Exercise
Exactly reproduce each record listed below.

(Data records)
---
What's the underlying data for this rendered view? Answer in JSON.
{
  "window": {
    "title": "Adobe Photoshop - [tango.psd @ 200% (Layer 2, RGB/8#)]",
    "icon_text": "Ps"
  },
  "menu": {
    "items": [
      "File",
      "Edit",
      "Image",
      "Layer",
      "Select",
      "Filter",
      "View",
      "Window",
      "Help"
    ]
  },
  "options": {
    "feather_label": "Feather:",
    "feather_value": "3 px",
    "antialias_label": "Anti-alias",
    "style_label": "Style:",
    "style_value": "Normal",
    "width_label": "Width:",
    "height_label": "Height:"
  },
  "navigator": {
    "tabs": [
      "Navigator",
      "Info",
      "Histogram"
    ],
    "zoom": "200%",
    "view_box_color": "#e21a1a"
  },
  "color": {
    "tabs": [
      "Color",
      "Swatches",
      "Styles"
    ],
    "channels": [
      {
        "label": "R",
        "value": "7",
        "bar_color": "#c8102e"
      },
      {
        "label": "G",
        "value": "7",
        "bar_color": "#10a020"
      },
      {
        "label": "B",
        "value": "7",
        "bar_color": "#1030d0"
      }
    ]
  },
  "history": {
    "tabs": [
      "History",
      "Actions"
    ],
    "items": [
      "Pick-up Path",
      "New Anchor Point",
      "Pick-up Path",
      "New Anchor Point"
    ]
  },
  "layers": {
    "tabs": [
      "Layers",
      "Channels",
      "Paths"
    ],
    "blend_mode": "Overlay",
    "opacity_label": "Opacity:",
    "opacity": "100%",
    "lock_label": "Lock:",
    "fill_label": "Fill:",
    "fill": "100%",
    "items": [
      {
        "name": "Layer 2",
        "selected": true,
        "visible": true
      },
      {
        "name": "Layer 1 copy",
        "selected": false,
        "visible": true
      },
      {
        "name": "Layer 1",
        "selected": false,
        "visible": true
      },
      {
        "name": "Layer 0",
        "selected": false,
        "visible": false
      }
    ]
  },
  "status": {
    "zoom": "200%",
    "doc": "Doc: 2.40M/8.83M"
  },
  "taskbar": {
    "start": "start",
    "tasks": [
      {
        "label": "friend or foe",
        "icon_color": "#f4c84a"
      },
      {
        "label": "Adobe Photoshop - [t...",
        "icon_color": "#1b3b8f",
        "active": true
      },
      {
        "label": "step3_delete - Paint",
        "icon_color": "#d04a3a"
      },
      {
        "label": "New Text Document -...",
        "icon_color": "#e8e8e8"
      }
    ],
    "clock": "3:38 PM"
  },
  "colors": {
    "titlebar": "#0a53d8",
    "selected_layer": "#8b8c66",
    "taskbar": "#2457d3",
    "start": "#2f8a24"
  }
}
---
Output for this exercise
What's the underlying data for this rendered view? Answer in JSON.
{
  "window": {
    "title": "Adobe Photoshop - [tango.psd @ 200% (Layer 2, RGB/8#)]",
    "icon_text": "Ps"
  },
  "menu": {
    "items": [
      "File",
      "Edit",
      "Image",
      "Layer",
      "Select",
      "Filter",
      "View",
      "Window",
      "Help"
    ]
  },
  "options": {
    "feather_label": "Feather:",
    "feather_value": "3 px",
    "antialias_label": "Anti-alias",
    "style_label": "Style:",
    "style_value": "Normal",
    "width_label": "Width:",
    "height_label": "Height:"
  },
  "navigator": {
    "tabs": [
      "Navigator",
      "Info",
      "Histogram"
    ],
    "zoom": "200%",
    "view_box_color": "#e21a1a"
  },
  "color": {
    "tabs": [
      "Color",
      "Swatches",
      "Styles"
    ],
    "channels": [
      {
        "label": "R",
        "value": "7",
        "bar_color": "#c8102e"
      },
      {
        "label": "G",
        "value": "7",
        "bar_color": "#10a020"
      },
      {
        "label": "B",
        "value": "7",
        "bar_color": "#1030d0"
      }
    ]
  },
  "history": {
    "tabs": [
      "History",
      "Actions"
    ],
    "items": [
      "Pick-up Path",
      "New Anchor Point",
      "Pick-up Path",
      "New Anchor Point"
    ]
  },
  "layers": {
    "tabs": [
      "Layers",
      "Channels",
      "Paths"
    ],
    "blend_mode": "Overlay",
    "opacity_label": "Opacity:",
    "opacity": "100%",
    "lock_label": "Lock:",
    "fill_label": "Fill:",
    "fill": "100%",
    "items": [
      {
        "name": "Layer 2",
        "selected": true,
        "visible": true
      },
      {
        "name": "Layer 1 copy",
        "selected": false,
        "visible": true
      },
      {
        "name": "Layer 1",
        "selected": false,
        "visible": true
      },
      {
        "name": "Layer 0",
        "selected": false,
        "visible": false
      }
    ]
  },
  "status": {
    "zoom": "200%",
    "doc": "Doc: 2.40M/8.83M"
  },
  "taskbar": {
    "start": "start",
    "tasks": [
      {
        "label": "friend or foe",
        "icon_color": "#f4c84a"
      },
      {
        "label": "Adobe Photoshop - [t...",
        "icon_color": "#1b3b8f",
        "active": true
      },
      {
        "label": "step3_delete - Paint",
        "icon_color": "#d04a3a"
      },
      {
        "label": "New Text Document -...",
        "icon_color": "#e8e8e8"
      }
    ],
    "clock": "3:38 PM"
  },
  "colors": {
    "titlebar": "#0a53d8",
    "selected_layer": "#8b8c66",
    "taskbar": "#2457d3",
    "start": "#2f8a24"
  }
}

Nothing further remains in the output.